• **Goal**:
Give back all the data exactly, line by line.

Data records
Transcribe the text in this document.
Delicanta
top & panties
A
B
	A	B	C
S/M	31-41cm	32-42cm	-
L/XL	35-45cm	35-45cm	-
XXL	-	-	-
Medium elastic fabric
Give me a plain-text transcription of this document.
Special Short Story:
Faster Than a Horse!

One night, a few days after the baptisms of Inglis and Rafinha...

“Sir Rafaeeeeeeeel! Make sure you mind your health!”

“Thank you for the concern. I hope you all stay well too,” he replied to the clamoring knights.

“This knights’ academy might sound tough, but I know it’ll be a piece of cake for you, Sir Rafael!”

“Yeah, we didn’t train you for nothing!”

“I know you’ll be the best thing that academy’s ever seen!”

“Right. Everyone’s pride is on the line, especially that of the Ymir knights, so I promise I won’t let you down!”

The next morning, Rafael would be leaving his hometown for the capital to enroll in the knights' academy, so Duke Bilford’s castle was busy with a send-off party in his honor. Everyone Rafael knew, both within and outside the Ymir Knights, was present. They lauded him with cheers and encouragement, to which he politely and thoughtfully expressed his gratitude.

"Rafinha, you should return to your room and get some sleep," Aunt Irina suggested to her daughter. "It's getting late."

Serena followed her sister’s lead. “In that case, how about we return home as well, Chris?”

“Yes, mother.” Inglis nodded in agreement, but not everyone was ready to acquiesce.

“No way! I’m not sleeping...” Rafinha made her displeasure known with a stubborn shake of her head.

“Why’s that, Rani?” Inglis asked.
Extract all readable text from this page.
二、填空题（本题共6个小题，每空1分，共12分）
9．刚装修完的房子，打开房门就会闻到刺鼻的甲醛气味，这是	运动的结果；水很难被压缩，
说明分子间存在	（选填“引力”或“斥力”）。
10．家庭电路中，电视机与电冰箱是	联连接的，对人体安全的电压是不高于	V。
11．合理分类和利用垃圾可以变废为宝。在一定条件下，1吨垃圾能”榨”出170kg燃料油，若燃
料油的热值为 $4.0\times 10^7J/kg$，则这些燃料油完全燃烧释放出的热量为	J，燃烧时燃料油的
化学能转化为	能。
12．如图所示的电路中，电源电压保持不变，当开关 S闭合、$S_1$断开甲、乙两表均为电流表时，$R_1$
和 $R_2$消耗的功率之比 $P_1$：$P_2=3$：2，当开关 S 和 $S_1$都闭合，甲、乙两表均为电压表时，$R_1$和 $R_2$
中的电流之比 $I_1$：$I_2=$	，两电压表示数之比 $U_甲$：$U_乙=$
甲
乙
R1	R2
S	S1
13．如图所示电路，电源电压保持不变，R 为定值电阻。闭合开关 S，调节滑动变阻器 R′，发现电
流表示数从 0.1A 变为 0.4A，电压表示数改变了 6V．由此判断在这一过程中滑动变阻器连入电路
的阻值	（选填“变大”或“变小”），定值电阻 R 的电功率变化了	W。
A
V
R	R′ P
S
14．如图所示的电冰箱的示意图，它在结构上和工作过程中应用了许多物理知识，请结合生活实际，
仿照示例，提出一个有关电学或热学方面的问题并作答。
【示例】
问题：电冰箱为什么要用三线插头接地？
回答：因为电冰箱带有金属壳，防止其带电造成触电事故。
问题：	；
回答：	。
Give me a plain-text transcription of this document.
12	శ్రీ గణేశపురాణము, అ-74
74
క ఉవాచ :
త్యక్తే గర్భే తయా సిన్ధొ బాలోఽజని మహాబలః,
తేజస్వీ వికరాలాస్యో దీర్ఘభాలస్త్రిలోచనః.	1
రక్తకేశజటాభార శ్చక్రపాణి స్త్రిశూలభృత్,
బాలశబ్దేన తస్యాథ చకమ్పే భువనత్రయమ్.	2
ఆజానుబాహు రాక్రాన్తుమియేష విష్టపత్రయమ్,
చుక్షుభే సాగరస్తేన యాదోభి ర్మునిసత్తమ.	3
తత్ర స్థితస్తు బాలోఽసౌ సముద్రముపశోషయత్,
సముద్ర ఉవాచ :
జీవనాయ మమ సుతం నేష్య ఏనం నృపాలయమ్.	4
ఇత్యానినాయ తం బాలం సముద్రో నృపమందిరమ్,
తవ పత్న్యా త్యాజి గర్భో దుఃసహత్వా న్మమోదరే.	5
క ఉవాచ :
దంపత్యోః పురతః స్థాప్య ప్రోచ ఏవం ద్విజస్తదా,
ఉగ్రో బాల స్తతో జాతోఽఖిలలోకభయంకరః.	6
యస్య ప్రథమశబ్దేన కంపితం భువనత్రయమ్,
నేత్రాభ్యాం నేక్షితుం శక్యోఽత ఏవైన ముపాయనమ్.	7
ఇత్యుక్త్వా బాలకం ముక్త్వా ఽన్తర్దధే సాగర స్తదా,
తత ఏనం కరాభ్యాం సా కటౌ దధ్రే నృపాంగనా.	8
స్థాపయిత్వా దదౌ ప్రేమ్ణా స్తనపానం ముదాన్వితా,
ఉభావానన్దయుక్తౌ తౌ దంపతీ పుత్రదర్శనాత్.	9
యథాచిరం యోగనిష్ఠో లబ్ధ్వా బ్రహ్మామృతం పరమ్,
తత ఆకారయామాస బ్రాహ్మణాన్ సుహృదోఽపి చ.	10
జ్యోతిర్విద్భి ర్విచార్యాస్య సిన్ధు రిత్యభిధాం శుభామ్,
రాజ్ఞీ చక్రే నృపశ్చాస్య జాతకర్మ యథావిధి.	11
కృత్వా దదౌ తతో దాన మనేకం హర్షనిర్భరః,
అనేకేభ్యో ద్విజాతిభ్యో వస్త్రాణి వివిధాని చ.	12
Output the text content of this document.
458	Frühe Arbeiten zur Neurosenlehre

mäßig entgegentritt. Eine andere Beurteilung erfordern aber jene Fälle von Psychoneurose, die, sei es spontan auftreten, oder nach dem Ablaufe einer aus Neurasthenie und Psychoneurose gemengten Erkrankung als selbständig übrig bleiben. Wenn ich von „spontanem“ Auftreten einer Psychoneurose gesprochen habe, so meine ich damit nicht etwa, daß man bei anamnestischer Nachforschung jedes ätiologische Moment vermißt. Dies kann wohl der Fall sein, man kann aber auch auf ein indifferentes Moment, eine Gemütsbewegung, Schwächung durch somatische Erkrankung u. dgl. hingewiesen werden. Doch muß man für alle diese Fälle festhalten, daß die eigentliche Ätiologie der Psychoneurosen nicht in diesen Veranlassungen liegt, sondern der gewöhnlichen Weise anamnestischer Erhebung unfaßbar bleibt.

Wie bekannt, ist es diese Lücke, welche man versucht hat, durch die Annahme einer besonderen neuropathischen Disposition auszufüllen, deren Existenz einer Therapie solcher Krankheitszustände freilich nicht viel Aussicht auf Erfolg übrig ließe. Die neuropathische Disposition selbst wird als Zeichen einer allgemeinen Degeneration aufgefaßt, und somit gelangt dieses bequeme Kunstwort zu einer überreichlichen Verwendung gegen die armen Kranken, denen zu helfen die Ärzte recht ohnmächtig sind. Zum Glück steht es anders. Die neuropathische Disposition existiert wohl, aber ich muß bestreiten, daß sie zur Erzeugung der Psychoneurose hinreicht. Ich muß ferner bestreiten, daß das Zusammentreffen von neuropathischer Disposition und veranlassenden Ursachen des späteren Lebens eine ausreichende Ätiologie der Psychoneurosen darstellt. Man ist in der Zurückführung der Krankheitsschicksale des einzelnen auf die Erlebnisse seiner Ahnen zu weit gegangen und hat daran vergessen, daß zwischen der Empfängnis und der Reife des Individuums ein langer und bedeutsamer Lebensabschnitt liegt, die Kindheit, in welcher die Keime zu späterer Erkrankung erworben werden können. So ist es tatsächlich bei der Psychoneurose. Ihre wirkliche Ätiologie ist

• **Output**:
Transcribe the text in this document.
Delicanta
top & panties
A
B
	A	B	C
S/M	31-41cm	32-42cm	-
L/XL	35-45cm	35-45cm	-
XXL	-	-	-
Medium elastic fabric
Give me a plain-text transcription of this document.
Special Short Story:
Faster Than a Horse!

One night, a few days after the baptisms of Inglis and Rafinha...

“Sir Rafaeeeeeeeel! Make sure you mind your health!”

“Thank you for the concern. I hope you all stay well too,” he replied to the clamoring knights.

“This knights’ academy might sound tough, but I know it’ll be a piece of cake for you, Sir Rafael!”

“Yeah, we didn’t train you for nothing!”

“I know you’ll be the best thing that academy’s ever seen!”

“Right. Everyone’s pride is on the line, especially that of the Ymir knights, so I promise I won’t let you down!”

The next morning, Rafael would be leaving his hometown for the capital to enroll in the knights' academy, so Duke Bilford’s castle was busy with a send-off party in his honor. Everyone Rafael knew, both within and outside the Ymir Knights, was present. They lauded him with cheers and encouragement, to which he politely and thoughtfully expressed his gratitude.

"Rafinha, you should return to your room and get some sleep," Aunt Irina suggested to her daughter. "It's getting late."

Serena followed her sister’s lead. “In that case, how about we return home as well, Chris?”

“Yes, mother.” Inglis nodded in agreement, but not everyone was ready to acquiesce.

“No way! I’m not sleeping...” Rafinha made her displeasure known with a stubborn shake of her head.

“Why’s that, Rani?” Inglis asked.
Extract all readable text from this page.
二、填空题（本题共6个小题，每空1分，共12分）
9．刚装修完的房子，打开房门就会闻到刺鼻的甲醛气味，这是	运动的结果；水很难被压缩，
说明分子间存在	（选填“引力”或“斥力”）。
10．家庭电路中，电视机与电冰箱是	联连接的，对人体安全的电压是不高于	V。
11．合理分类和利用垃圾可以变废为宝。在一定条件下，1吨垃圾能”榨”出170kg燃料油，若燃
料油的热值为 $4.0\times 10^7J/kg$，则这些燃料油完全燃烧释放出的热量为	J，燃烧时燃料油的
化学能转化为	能。
12．如图所示的电路中，电源电压保持不变，当开关 S闭合、$S_1$断开甲、乙两表均为电流表时，$R_1$
和 $R_2$消耗的功率之比 $P_1$：$P_2=3$：2，当开关 S 和 $S_1$都闭合，甲、乙两表均为电压表时，$R_1$和 $R_2$
中的电流之比 $I_1$：$I_2=$	，两电压表示数之比 $U_甲$：$U_乙=$
甲
乙
R1	R2
S	S1
13．如图所示电路，电源电压保持不变，R 为定值电阻。闭合开关 S，调节滑动变阻器 R′，发现电
流表示数从 0.1A 变为 0.4A，电压表示数改变了 6V．由此判断在这一过程中滑动变阻器连入电路
的阻值	（选填“变大”或“变小”），定值电阻 R 的电功率变化了	W。
A
V
R	R′ P
S
14．如图所示的电冰箱的示意图，它在结构上和工作过程中应用了许多物理知识，请结合生活实际，
仿照示例，提出一个有关电学或热学方面的问题并作答。
【示例】
问题：电冰箱为什么要用三线插头接地？
回答：因为电冰箱带有金属壳，防止其带电造成触电事故。
问题：	；
回答：	。
Give me a plain-text transcription of this document.
12	శ్రీ గణేశపురాణము, అ-74
74
క ఉవాచ :
త్యక్తే గర్భే తయా సిన్ధొ బాలోఽజని మహాబలః,
తేజస్వీ వికరాలాస్యో దీర్ఘభాలస్త్రిలోచనః.	1
రక్తకేశజటాభార శ్చక్రపాణి స్త్రిశూలభృత్,
బాలశబ్దేన తస్యాథ చకమ్పే భువనత్రయమ్.	2
ఆజానుబాహు రాక్రాన్తుమియేష విష్టపత్రయమ్,
చుక్షుభే సాగరస్తేన యాదోభి ర్మునిసత్తమ.	3
తత్ర స్థితస్తు బాలోఽసౌ సముద్రముపశోషయత్,
సముద్ర ఉవాచ :
జీవనాయ మమ సుతం నేష్య ఏనం నృపాలయమ్.	4
ఇత్యానినాయ తం బాలం సముద్రో నృపమందిరమ్,
తవ పత్న్యా త్యాజి గర్భో దుఃసహత్వా న్మమోదరే.	5
క ఉవాచ :
దంపత్యోః పురతః స్థాప్య ప్రోచ ఏవం ద్విజస్తదా,
ఉగ్రో బాల స్తతో జాతోఽఖిలలోకభయంకరః.	6
యస్య ప్రథమశబ్దేన కంపితం భువనత్రయమ్,
నేత్రాభ్యాం నేక్షితుం శక్యోఽత ఏవైన ముపాయనమ్.	7
ఇత్యుక్త్వా బాలకం ముక్త్వా ఽన్తర్దధే సాగర స్తదా,
తత ఏనం కరాభ్యాం సా కటౌ దధ్రే నృపాంగనా.	8
స్థాపయిత్వా దదౌ ప్రేమ్ణా స్తనపానం ముదాన్వితా,
ఉభావానన్దయుక్తౌ తౌ దంపతీ పుత్రదర్శనాత్.	9
యథాచిరం యోగనిష్ఠో లబ్ధ్వా బ్రహ్మామృతం పరమ్,
తత ఆకారయామాస బ్రాహ్మణాన్ సుహృదోఽపి చ.	10
జ్యోతిర్విద్భి ర్విచార్యాస్య సిన్ధు రిత్యభిధాం శుభామ్,
రాజ్ఞీ చక్రే నృపశ్చాస్య జాతకర్మ యథావిధి.	11
కృత్వా దదౌ తతో దాన మనేకం హర్షనిర్భరః,
అనేకేభ్యో ద్విజాతిభ్యో వస్త్రాణి వివిధాని చ.	12
Output the text content of this document.
458	Frühe Arbeiten zur Neurosenlehre

mäßig entgegentritt. Eine andere Beurteilung erfordern aber jene Fälle von Psychoneurose, die, sei es spontan auftreten, oder nach dem Ablaufe einer aus Neurasthenie und Psychoneurose gemengten Erkrankung als selbständig übrig bleiben. Wenn ich von „spontanem“ Auftreten einer Psychoneurose gesprochen habe, so meine ich damit nicht etwa, daß man bei anamnestischer Nachforschung jedes ätiologische Moment vermißt. Dies kann wohl der Fall sein, man kann aber auch auf ein indifferentes Moment, eine Gemütsbewegung, Schwächung durch somatische Erkrankung u. dgl. hingewiesen werden. Doch muß man für alle diese Fälle festhalten, daß die eigentliche Ätiologie der Psychoneurosen nicht in diesen Veranlassungen liegt, sondern der gewöhnlichen Weise anamnestischer Erhebung unfaßbar bleibt.

Wie bekannt, ist es diese Lücke, welche man versucht hat, durch die Annahme einer besonderen neuropathischen Disposition auszufüllen, deren Existenz einer Therapie solcher Krankheitszustände freilich nicht viel Aussicht auf Erfolg übrig ließe. Die neuropathische Disposition selbst wird als Zeichen einer allgemeinen Degeneration aufgefaßt, und somit gelangt dieses bequeme Kunstwort zu einer überreichlichen Verwendung gegen die armen Kranken, denen zu helfen die Ärzte recht ohnmächtig sind. Zum Glück steht es anders. Die neuropathische Disposition existiert wohl, aber ich muß bestreiten, daß sie zur Erzeugung der Psychoneurose hinreicht. Ich muß ferner bestreiten, daß das Zusammentreffen von neuropathischer Disposition und veranlassenden Ursachen des späteren Lebens eine ausreichende Ätiologie der Psychoneurosen darstellt. Man ist in der Zurückführung der Krankheitsschicksale des einzelnen auf die Erlebnisse seiner Ahnen zu weit gegangen und hat daran vergessen, daß zwischen der Empfängnis und der Reife des Individuums ein langer und bedeutsamer Lebensabschnitt liegt, die Kindheit, in welcher die Keime zu späterer Erkrankung erworben werden können. So ist es tatsächlich bei der Psychoneurose. Ihre wirkliche Ätiologie ist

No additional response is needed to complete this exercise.